## BEGIN ROWS

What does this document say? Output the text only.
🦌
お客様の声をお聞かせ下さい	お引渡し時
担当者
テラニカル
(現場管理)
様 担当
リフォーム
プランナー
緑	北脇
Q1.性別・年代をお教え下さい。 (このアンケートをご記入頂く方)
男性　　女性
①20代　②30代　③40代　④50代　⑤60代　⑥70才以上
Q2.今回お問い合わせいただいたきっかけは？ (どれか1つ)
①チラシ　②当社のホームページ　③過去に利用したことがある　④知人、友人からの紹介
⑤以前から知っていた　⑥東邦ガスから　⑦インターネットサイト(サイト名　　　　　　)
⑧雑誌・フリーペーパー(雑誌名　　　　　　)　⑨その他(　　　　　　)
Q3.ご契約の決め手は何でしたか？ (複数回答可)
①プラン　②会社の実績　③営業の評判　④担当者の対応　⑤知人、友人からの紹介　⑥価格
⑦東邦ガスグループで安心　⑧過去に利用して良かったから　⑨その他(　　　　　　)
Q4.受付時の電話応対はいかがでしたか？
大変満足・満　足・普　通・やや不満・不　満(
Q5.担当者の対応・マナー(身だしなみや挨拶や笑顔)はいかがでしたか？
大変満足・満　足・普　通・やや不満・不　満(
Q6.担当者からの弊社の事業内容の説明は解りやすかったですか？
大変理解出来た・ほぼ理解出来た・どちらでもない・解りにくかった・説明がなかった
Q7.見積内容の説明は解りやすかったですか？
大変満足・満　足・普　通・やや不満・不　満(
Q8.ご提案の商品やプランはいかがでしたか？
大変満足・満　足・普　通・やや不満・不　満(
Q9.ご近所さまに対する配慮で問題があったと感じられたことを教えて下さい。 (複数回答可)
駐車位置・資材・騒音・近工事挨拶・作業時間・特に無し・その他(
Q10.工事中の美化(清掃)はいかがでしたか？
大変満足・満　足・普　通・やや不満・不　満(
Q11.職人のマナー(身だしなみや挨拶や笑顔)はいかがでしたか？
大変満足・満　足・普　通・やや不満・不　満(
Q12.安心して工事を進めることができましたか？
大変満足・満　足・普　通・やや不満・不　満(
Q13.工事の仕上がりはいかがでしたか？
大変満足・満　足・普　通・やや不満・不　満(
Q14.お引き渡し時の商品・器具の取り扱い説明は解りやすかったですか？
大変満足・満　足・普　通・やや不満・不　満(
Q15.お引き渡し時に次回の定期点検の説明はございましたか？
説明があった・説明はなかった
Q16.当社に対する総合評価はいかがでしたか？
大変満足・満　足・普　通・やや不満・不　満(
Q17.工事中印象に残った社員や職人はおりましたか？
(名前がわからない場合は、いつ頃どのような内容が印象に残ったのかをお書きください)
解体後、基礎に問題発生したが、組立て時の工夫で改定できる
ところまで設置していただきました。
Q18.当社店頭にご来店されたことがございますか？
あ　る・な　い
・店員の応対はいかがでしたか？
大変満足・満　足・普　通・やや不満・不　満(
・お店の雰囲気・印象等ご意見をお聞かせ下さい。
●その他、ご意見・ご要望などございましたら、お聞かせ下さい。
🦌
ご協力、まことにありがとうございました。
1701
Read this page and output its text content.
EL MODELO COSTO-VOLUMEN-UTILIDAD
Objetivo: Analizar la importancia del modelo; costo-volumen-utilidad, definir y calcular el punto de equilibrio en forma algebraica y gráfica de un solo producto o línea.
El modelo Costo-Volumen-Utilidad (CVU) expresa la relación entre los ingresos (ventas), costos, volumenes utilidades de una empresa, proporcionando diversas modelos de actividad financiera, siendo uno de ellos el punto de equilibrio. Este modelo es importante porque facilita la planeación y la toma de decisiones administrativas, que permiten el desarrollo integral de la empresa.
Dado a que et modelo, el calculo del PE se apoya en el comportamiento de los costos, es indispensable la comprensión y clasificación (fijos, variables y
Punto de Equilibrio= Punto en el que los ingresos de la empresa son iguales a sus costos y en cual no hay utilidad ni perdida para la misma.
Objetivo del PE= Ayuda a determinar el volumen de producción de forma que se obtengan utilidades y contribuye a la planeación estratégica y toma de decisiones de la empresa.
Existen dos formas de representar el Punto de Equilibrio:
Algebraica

## END ROWS

__EXERCISE__:
From the data above, gather every line that includes the word "this".

__ANSWER__:
What does this document say? Output the text only.
Read this page and output its text content.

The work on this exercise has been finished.